Figure data in JSON:

>> Begin

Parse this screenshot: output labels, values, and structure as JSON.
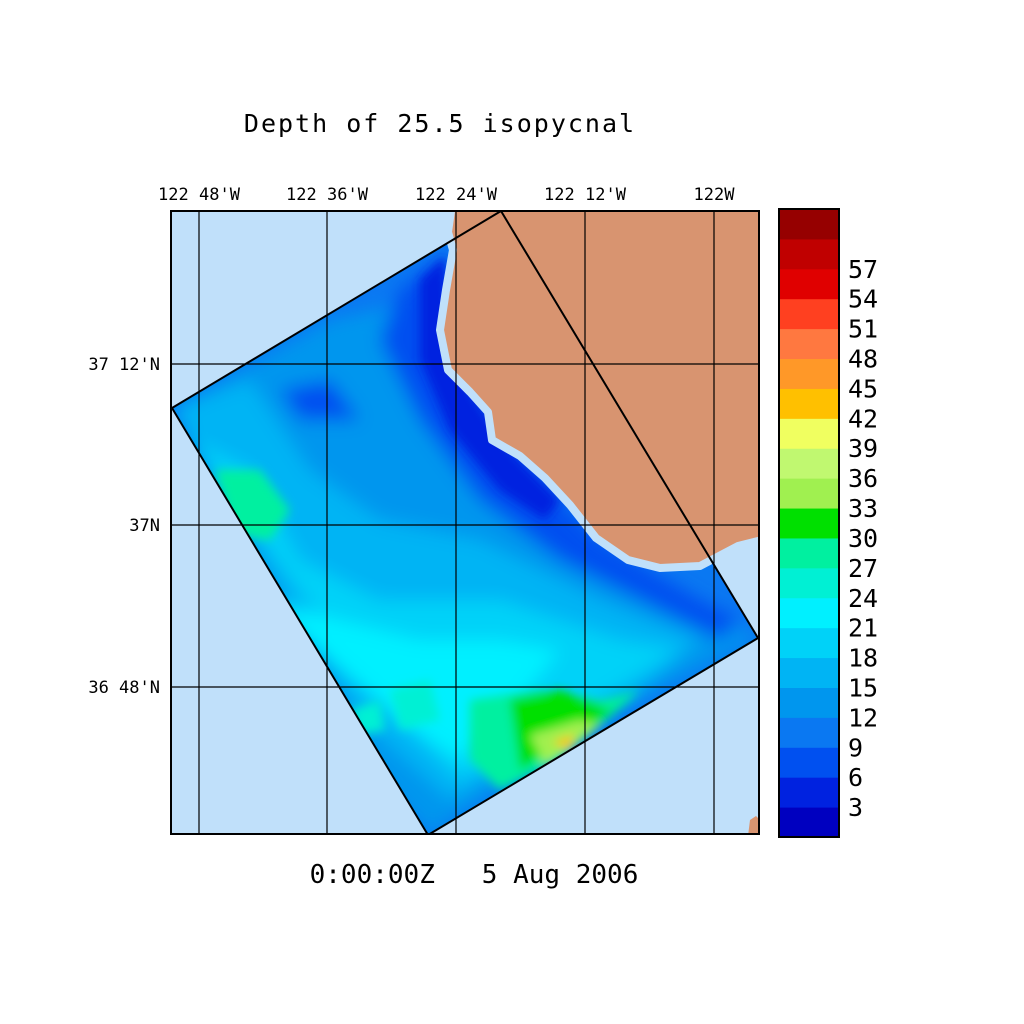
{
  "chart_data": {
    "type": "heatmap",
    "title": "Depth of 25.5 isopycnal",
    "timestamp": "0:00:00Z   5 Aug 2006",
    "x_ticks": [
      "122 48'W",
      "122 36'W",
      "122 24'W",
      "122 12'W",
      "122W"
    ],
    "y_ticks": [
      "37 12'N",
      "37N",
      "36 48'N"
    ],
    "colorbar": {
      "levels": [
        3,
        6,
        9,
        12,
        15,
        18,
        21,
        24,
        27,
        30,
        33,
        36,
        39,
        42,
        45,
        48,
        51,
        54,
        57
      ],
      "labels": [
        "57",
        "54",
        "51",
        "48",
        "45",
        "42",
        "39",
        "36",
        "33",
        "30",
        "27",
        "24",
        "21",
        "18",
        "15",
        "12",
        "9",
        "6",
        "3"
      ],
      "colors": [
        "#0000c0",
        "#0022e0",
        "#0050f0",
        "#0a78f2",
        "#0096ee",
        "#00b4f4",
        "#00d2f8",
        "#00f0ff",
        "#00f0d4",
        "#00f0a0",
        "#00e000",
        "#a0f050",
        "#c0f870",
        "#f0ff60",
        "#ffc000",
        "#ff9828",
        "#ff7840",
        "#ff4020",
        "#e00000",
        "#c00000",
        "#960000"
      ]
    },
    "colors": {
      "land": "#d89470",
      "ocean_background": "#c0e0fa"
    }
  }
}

>> End

> [DESCRIPTION OF THE TASK]: Copy every single line of the material above that holds "labels".

> [WRITTEN RESPONSE]:
Parse this screenshot: output labels, values, and structure as JSON.
      "labels": [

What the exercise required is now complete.